═════ GIVEN RECORDS ═════

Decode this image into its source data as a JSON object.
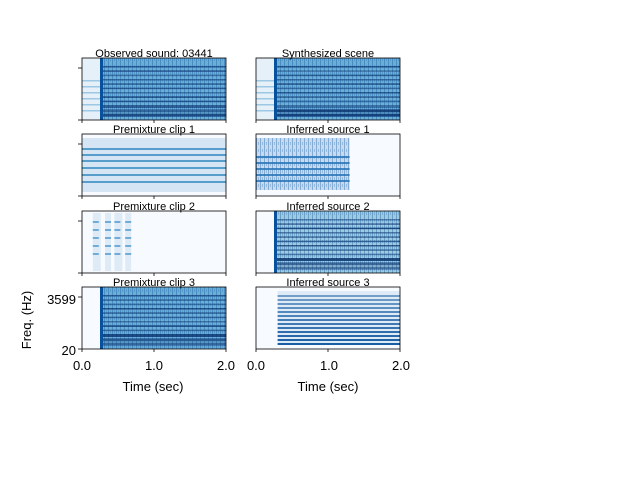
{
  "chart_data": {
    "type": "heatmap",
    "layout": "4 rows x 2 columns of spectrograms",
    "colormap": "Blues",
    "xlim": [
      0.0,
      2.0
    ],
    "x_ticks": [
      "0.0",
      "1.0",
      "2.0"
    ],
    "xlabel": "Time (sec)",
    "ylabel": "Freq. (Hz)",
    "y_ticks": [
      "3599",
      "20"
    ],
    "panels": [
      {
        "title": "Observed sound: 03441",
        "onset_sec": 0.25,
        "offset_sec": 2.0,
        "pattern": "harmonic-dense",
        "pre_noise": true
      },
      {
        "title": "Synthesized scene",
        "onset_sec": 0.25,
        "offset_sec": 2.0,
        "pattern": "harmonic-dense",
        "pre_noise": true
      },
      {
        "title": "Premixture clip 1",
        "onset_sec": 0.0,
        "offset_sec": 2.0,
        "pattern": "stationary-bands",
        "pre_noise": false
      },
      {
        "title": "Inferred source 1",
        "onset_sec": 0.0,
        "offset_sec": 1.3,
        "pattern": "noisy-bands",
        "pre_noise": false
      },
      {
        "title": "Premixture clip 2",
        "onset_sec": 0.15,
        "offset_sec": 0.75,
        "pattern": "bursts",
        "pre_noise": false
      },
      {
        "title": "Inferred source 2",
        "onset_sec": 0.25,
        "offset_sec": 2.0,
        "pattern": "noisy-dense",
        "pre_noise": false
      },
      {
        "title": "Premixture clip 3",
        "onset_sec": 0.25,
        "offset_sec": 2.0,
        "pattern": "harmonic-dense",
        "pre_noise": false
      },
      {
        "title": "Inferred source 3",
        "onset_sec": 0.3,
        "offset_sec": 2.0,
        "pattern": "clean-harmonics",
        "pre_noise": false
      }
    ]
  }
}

═════
═════ GIVEN RECORDS ═════

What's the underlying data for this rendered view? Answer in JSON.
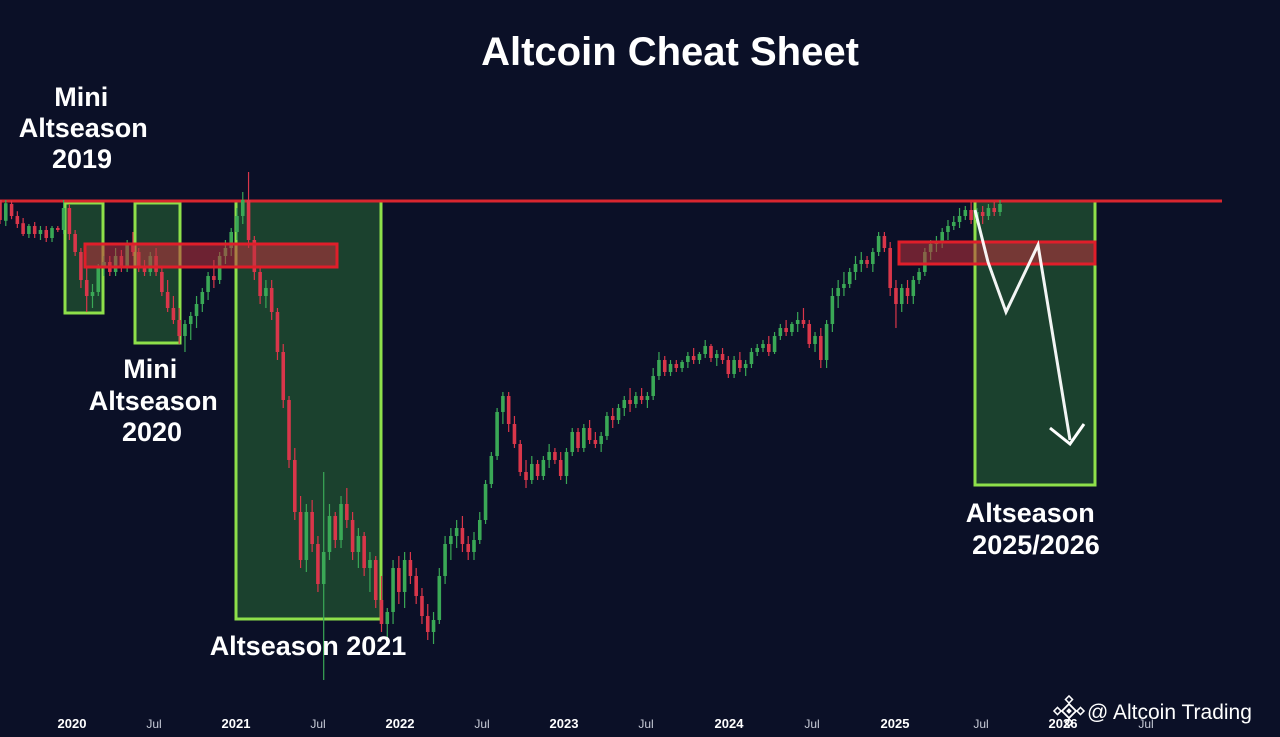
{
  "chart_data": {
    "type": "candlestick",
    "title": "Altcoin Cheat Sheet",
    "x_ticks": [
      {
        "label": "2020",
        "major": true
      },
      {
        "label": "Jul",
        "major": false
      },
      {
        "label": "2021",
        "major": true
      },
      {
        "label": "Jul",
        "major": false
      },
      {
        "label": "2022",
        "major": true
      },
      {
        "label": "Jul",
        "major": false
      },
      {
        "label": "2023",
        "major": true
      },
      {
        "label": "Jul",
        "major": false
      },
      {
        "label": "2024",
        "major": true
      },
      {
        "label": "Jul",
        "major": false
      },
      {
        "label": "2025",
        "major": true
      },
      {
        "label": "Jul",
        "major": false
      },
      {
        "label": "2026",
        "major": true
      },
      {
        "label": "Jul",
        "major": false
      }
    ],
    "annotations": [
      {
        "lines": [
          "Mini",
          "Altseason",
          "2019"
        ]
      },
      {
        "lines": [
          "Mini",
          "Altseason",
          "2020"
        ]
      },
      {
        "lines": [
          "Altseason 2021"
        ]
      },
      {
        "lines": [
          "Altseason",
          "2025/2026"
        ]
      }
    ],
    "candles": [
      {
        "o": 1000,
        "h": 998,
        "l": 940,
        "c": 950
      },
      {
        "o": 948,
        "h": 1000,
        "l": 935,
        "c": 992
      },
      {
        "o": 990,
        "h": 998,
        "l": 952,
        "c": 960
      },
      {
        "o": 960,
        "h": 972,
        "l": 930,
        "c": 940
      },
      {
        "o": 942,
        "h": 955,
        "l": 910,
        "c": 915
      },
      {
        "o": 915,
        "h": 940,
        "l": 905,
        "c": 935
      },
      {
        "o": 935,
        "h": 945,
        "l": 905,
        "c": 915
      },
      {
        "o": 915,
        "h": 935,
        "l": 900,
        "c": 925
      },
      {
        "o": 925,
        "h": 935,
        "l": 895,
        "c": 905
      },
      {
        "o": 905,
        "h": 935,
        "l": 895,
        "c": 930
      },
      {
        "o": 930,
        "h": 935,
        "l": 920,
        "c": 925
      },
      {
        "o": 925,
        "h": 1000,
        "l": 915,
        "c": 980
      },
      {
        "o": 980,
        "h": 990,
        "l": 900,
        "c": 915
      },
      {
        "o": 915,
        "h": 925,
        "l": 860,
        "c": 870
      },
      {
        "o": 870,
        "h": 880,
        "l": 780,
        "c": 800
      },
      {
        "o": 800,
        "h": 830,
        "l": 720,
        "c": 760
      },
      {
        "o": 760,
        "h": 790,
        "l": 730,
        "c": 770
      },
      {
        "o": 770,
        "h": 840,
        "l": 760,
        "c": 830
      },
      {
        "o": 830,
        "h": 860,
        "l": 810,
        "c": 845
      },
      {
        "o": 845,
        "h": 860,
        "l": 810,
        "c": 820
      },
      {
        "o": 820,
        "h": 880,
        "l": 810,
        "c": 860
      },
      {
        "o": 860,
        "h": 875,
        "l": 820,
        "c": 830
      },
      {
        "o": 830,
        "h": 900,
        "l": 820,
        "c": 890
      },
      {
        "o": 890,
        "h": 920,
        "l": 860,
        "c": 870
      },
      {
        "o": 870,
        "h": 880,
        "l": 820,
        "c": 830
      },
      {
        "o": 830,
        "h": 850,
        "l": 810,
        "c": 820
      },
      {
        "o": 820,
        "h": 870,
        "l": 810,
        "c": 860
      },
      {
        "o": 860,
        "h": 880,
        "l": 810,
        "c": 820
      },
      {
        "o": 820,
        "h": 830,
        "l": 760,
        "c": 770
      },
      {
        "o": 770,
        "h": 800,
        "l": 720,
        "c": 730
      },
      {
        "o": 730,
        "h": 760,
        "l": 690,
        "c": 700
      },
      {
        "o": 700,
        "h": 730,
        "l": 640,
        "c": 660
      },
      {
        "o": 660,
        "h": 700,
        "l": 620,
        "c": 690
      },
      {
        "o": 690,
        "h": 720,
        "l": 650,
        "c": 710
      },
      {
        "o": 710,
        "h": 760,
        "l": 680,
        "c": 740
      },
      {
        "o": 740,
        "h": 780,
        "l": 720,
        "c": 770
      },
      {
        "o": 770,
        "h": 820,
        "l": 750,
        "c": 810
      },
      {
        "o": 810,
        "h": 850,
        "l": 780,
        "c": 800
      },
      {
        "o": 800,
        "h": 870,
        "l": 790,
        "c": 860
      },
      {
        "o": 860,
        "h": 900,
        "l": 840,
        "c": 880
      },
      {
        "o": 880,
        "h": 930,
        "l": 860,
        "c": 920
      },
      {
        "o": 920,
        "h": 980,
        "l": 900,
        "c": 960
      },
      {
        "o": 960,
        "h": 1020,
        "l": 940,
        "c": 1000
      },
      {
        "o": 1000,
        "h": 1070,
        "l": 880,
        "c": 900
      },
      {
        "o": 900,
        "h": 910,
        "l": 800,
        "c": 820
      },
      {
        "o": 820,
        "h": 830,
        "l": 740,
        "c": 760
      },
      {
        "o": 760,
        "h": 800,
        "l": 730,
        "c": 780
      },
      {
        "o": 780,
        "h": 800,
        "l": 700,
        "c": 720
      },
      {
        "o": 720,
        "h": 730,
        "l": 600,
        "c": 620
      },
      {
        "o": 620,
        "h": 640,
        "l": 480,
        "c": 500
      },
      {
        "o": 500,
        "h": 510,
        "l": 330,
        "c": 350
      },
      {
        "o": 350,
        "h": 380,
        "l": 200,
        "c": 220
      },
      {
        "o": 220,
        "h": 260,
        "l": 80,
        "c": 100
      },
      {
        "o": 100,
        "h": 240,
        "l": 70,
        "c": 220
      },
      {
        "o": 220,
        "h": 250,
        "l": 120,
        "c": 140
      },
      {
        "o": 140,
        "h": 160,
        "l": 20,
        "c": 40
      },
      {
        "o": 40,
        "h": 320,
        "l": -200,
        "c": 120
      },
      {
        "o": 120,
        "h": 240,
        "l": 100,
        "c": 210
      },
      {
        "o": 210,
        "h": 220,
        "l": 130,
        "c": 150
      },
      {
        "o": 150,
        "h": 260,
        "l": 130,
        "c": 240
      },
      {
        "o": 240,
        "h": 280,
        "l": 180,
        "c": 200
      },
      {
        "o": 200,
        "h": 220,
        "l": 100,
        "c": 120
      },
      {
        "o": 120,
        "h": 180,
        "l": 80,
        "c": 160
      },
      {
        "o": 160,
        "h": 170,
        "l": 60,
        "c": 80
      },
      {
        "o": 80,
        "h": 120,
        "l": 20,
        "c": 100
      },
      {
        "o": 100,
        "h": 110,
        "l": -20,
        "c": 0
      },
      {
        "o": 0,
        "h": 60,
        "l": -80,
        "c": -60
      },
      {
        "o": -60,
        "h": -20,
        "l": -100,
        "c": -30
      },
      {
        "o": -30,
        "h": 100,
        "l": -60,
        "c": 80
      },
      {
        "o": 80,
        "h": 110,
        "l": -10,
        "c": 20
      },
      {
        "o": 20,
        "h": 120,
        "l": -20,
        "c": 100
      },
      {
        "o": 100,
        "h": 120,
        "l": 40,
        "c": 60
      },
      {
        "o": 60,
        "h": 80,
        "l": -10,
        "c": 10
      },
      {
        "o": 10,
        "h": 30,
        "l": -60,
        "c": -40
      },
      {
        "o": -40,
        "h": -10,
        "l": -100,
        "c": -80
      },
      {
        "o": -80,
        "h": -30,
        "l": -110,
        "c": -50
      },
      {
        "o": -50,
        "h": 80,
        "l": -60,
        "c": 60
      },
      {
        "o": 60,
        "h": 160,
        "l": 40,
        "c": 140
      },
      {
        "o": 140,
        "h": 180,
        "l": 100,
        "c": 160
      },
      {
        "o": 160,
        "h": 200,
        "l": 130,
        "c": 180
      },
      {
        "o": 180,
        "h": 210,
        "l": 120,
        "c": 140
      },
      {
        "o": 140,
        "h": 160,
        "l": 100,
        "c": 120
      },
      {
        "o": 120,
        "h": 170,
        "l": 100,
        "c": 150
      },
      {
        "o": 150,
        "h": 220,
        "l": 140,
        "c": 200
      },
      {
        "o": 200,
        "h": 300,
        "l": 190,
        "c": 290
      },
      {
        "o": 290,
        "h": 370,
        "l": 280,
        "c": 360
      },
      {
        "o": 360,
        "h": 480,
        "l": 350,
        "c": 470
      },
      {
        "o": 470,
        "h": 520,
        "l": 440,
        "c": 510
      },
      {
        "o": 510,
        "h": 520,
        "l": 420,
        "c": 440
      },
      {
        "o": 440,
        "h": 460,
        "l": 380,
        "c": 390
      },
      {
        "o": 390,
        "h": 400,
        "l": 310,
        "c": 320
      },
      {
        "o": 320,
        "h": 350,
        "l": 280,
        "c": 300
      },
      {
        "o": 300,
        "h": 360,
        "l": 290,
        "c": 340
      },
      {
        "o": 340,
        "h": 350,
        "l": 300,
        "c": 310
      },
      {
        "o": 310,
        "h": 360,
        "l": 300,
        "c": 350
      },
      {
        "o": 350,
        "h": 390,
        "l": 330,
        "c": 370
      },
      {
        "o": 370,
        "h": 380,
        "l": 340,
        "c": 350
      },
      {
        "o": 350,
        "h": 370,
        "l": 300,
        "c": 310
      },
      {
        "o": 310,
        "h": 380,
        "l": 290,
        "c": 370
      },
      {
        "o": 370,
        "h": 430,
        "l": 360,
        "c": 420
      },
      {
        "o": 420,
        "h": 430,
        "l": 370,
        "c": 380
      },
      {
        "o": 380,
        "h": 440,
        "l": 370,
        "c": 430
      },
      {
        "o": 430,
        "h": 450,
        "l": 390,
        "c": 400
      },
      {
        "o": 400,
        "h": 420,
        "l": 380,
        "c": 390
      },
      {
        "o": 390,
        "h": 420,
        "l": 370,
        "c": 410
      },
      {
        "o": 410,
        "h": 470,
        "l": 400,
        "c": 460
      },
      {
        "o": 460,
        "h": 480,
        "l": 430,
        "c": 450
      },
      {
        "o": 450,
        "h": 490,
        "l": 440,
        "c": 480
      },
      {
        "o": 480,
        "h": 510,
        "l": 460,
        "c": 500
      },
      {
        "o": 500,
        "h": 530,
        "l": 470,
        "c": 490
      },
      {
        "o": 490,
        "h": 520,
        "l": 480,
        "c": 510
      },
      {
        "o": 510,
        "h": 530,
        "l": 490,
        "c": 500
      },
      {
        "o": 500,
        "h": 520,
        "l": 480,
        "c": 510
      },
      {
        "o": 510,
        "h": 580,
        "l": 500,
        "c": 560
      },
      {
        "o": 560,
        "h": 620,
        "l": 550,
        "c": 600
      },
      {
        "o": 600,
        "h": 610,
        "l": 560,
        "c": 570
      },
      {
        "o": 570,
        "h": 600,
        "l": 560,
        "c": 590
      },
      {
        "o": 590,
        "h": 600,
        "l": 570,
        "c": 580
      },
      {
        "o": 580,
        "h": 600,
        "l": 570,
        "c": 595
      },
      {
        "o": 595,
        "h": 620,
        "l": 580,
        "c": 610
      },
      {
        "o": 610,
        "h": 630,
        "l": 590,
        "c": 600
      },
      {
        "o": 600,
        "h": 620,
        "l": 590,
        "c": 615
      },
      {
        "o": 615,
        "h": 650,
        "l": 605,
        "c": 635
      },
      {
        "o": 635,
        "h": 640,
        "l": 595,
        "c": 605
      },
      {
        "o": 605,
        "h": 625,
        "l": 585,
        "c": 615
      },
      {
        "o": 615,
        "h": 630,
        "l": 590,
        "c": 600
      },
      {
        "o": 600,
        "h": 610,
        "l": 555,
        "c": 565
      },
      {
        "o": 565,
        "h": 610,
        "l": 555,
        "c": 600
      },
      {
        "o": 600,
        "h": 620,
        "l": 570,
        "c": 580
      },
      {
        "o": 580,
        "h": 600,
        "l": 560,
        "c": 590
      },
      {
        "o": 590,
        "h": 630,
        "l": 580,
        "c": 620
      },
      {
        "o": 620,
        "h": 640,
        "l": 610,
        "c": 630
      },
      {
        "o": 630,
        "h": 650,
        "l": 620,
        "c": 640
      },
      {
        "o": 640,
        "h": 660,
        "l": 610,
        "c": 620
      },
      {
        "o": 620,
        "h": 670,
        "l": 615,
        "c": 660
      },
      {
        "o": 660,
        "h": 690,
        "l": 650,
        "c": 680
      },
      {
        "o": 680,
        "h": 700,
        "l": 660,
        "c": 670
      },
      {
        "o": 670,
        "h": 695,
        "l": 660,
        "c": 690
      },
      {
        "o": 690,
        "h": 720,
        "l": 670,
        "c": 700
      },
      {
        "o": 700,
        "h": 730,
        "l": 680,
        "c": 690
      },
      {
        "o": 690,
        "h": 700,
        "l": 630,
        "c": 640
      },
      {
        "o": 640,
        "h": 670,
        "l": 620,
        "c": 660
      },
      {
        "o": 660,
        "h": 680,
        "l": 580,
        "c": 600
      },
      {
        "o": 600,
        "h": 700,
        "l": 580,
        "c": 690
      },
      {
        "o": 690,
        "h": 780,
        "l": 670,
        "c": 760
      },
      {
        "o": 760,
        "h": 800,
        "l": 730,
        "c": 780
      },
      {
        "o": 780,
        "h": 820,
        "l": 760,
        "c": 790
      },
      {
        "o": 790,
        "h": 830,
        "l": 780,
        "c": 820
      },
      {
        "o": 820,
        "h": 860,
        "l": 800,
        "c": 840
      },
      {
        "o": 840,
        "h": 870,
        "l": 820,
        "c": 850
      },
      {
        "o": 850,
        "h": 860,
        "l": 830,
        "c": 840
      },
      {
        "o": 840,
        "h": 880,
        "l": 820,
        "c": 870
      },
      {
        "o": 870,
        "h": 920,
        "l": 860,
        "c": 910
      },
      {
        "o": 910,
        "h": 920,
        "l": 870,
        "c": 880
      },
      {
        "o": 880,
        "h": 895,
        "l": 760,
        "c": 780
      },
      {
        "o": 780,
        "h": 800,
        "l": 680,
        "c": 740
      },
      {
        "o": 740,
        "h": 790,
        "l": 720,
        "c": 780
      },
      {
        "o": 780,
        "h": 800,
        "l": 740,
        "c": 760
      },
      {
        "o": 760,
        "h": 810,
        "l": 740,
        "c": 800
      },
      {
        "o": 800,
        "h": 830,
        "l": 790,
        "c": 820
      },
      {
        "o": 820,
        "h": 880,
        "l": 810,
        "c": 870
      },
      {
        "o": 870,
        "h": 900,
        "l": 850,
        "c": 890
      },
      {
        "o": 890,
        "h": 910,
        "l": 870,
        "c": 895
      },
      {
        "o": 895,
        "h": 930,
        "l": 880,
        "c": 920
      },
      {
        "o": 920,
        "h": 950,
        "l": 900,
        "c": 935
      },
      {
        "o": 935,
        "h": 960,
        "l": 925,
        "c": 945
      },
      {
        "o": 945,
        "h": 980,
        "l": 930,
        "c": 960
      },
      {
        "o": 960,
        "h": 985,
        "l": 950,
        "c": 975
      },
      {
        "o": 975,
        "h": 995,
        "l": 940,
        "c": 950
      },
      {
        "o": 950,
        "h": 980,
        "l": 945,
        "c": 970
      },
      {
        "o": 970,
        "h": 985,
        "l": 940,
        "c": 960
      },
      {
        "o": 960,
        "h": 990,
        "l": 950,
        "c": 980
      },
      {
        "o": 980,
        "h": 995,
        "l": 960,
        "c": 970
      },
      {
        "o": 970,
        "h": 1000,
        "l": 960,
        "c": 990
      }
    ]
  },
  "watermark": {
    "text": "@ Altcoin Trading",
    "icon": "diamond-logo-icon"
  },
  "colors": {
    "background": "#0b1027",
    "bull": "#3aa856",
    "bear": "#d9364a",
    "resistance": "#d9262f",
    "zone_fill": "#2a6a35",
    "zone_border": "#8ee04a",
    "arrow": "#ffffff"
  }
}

═════

DIRECTIVE — Identify the lines that hold the word "clip". Copy every one of them.

SOLUTION —
        "title": "Premixture clip 1",
        "title": "Premixture clip 2",
        "title": "Premixture clip 3",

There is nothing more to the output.